◆ Listed records

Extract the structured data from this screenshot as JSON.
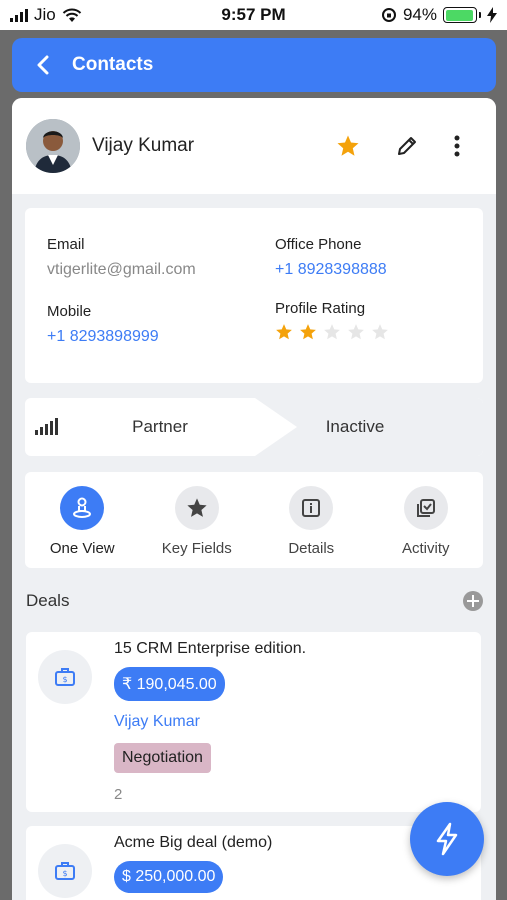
{
  "status_bar": {
    "carrier": "Jio",
    "time": "9:57 PM",
    "battery": "94%",
    "battery_level": 0.94
  },
  "header": {
    "title": "Contacts",
    "back_icon": "chevron-left-icon"
  },
  "profile": {
    "name": "Vijay Kumar",
    "favorite": true
  },
  "info": {
    "email_label": "Email",
    "email_value": "vtigerlite@gmail.com",
    "office_phone_label": "Office Phone",
    "office_phone_value": "+1 8928398888",
    "mobile_label": "Mobile",
    "mobile_value": "+1 8293898999",
    "rating_label": "Profile Rating",
    "rating_value": 2,
    "rating_max": 5
  },
  "stage": {
    "first": "Partner",
    "second": "Inactive"
  },
  "tabs": [
    {
      "label": "One View",
      "icon": "one-view-icon",
      "active": true
    },
    {
      "label": "Key Fields",
      "icon": "star-icon",
      "active": false
    },
    {
      "label": "Details",
      "icon": "info-icon",
      "active": false
    },
    {
      "label": "Activity",
      "icon": "activity-icon",
      "active": false
    }
  ],
  "deals": {
    "title": "Deals",
    "items": [
      {
        "name": "15 CRM Enterprise edition.",
        "amount": "₹ 190,045.00",
        "contact": "Vijay Kumar",
        "stage": "Negotiation",
        "count": "2"
      },
      {
        "name": "Acme Big deal (demo)",
        "amount": "$ 250,000.00"
      }
    ]
  },
  "colors": {
    "accent": "#3d7cf5",
    "star": "#f4a20b",
    "negotiation_badge": "#d9b6c6"
  }
}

◆ Task requirements
With the pictures left out, transcribe the material exactly.

◆ Answer
Extract the structured data from this screenshot as JSON.
{
  "status_bar": {
    "carrier": "Jio",
    "time": "9:57 PM",
    "battery": "94%",
    "battery_level": 0.94
  },
  "header": {
    "title": "Contacts",
    "back_icon": "chevron-left-icon"
  },
  "profile": {
    "name": "Vijay Kumar",
    "favorite": true
  },
  "info": {
    "email_label": "Email",
    "email_value": "vtigerlite@gmail.com",
    "office_phone_label": "Office Phone",
    "office_phone_value": "+1 8928398888",
    "mobile_label": "Mobile",
    "mobile_value": "+1 8293898999",
    "rating_label": "Profile Rating",
    "rating_value": 2,
    "rating_max": 5
  },
  "stage": {
    "first": "Partner",
    "second": "Inactive"
  },
  "tabs": [
    {
      "label": "One View",
      "icon": "one-view-icon",
      "active": true
    },
    {
      "label": "Key Fields",
      "icon": "star-icon",
      "active": false
    },
    {
      "label": "Details",
      "icon": "info-icon",
      "active": false
    },
    {
      "label": "Activity",
      "icon": "activity-icon",
      "active": false
    }
  ],
  "deals": {
    "title": "Deals",
    "items": [
      {
        "name": "15 CRM Enterprise edition.",
        "amount": "₹ 190,045.00",
        "contact": "Vijay Kumar",
        "stage": "Negotiation",
        "count": "2"
      },
      {
        "name": "Acme Big deal (demo)",
        "amount": "$ 250,000.00"
      }
    ]
  },
  "colors": {
    "accent": "#3d7cf5",
    "star": "#f4a20b",
    "negotiation_badge": "#d9b6c6"
  }
}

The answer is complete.